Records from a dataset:
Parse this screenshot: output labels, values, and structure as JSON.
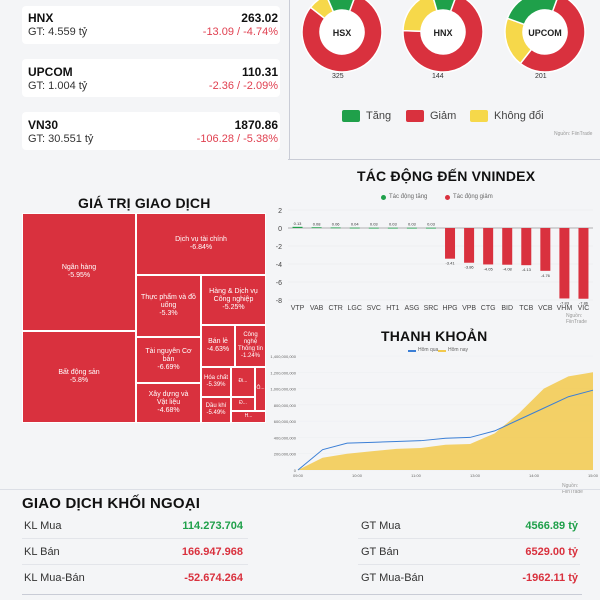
{
  "indices": [
    {
      "name": "HNX",
      "value": "263.02",
      "gt": "GT: 4.559 tỷ",
      "change": "-13.09 / -4.74%"
    },
    {
      "name": "UPCOM",
      "value": "110.31",
      "gt": "GT: 1.004 tỷ",
      "change": "-2.36 / -2.09%"
    },
    {
      "name": "VN30",
      "value": "1870.86",
      "gt": "GT: 30.551 tỷ",
      "change": "-106.28 / -5.38%"
    }
  ],
  "donuts": [
    {
      "label": "HSX",
      "count": "325",
      "up": 0.12,
      "down": 0.8,
      "flat": 0.08
    },
    {
      "label": "HNX",
      "count": "144",
      "up": 0.1,
      "down": 0.7,
      "flat": 0.2
    },
    {
      "label": "UPCOM",
      "count": "201",
      "up": 0.25,
      "down": 0.55,
      "flat": 0.2
    }
  ],
  "breadth_legend": {
    "up": "Tăng",
    "down": "Giảm",
    "flat": "Không đổi",
    "source": "Nguồn: FiinTrade"
  },
  "colors": {
    "up": "#1fa04a",
    "down": "#d9313e",
    "flat": "#f6d84a",
    "accent_blue": "#3b7fd6",
    "area": "#f2c94c"
  },
  "treemap": {
    "title": "GIÁ TRỊ GIAO DỊCH",
    "cells": [
      {
        "name": "Ngân hàng",
        "pct": "-5.95%"
      },
      {
        "name": "Bất động sản",
        "pct": "-5.8%"
      },
      {
        "name": "Dịch vụ tài chính",
        "pct": "-6.84%"
      },
      {
        "name": "Thực phẩm và đồ uống",
        "pct": "-5.3%"
      },
      {
        "name": "Hàng & Dịch vụ Công nghiệp",
        "pct": "-5.25%"
      },
      {
        "name": "Tài nguyên Cơ bản",
        "pct": "-6.69%"
      },
      {
        "name": "Bán lẻ",
        "pct": "-4.63%"
      },
      {
        "name": "Công nghệ Thông tin",
        "pct": "-1.24%"
      },
      {
        "name": "Xây dựng và Vật liệu",
        "pct": "-4.68%"
      },
      {
        "name": "Hóa chất",
        "pct": "-5.39%"
      },
      {
        "name": "Dầu khí",
        "pct": "-5.49%"
      },
      {
        "name": "Đi...",
        "pct": ""
      },
      {
        "name": "Đ...",
        "pct": ""
      },
      {
        "name": "Ô...",
        "pct": ""
      },
      {
        "name": "H...",
        "pct": ""
      }
    ]
  },
  "impact": {
    "title": "TÁC ĐỘNG ĐẾN VNINDEX",
    "legend_up": "Tác động tăng",
    "legend_down": "Tác động giảm",
    "source": "Nguồn: FiinTrade"
  },
  "liquidity": {
    "title": "THANH KHOẢN",
    "legend_prev": "Hôm qua",
    "legend_today": "Hôm nay",
    "source": "Nguồn: FiinTrade",
    "y_ticks": [
      "1,400,000,000",
      "1,200,000,000",
      "1,000,000,000",
      "800,000,000",
      "600,000,000",
      "400,000,000",
      "200,000,000",
      "0"
    ],
    "x_ticks": [
      "09:00",
      "10:00",
      "11:00",
      "13:00",
      "14:00",
      "15:00"
    ]
  },
  "chart_data": [
    {
      "type": "bar",
      "title": "TÁC ĐỘNG ĐẾN VNINDEX",
      "categories": [
        "VTP",
        "VAB",
        "CTR",
        "LGC",
        "SVC",
        "HT1",
        "ASG",
        "SRC",
        "HPG",
        "VPB",
        "CTG",
        "BID",
        "TCB",
        "VCB",
        "VHM",
        "VIC"
      ],
      "values": [
        0.13,
        0.08,
        0.06,
        0.04,
        0.03,
        0.03,
        0.03,
        0.03,
        -3.41,
        -3.86,
        -4.05,
        -4.08,
        -4.13,
        -4.76,
        -7.83,
        -7.86
      ],
      "value_labels": [
        "0.13",
        "0.08",
        "0.06",
        "0.04",
        "0.03",
        "0.03",
        "0.03",
        "0.03",
        "-3.41",
        "-3.86",
        "-4.05",
        "-4.08",
        "-4.13",
        "-4.76",
        "-7.83",
        "-7.86"
      ],
      "ylim": [
        -8,
        2
      ],
      "y_ticks": [
        "2",
        "0",
        "-2",
        "-4",
        "-6",
        "-8"
      ]
    },
    {
      "type": "area",
      "title": "THANH KHOẢN",
      "x": [
        "09:00",
        "09:30",
        "10:00",
        "10:30",
        "11:00",
        "11:30",
        "13:00",
        "13:30",
        "14:00",
        "14:20",
        "14:30",
        "14:45",
        "15:00"
      ],
      "series": [
        {
          "name": "Hôm qua",
          "values": [
            0,
            250000000,
            330000000,
            340000000,
            350000000,
            360000000,
            390000000,
            400000000,
            480000000,
            620000000,
            760000000,
            900000000,
            980000000
          ]
        },
        {
          "name": "Hôm nay",
          "values": [
            0,
            150000000,
            200000000,
            230000000,
            260000000,
            270000000,
            310000000,
            320000000,
            450000000,
            700000000,
            1000000000,
            1150000000,
            1200000000
          ]
        }
      ],
      "ylim": [
        0,
        1400000000
      ]
    }
  ],
  "foreign": {
    "title": "GIAO DỊCH KHỐI NGOẠI",
    "left": [
      {
        "label": "KL Mua",
        "value": "114.273.704",
        "color": "#1fa04a"
      },
      {
        "label": "KL Bán",
        "value": "166.947.968",
        "color": "#d9313e"
      },
      {
        "label": "KL Mua-Bán",
        "value": "-52.674.264",
        "color": "#d9313e"
      }
    ],
    "right": [
      {
        "label": "GT Mua",
        "value": "4566.89 tỷ",
        "color": "#1fa04a"
      },
      {
        "label": "GT Bán",
        "value": "6529.00 tỷ",
        "color": "#d9313e"
      },
      {
        "label": "GT Mua-Bán",
        "value": "-1962.11 tỷ",
        "color": "#d9313e"
      }
    ]
  }
}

Aim | Each line containing the word "THANH" counts once; say how many such lines there are, giving only the number.

Written answer | 2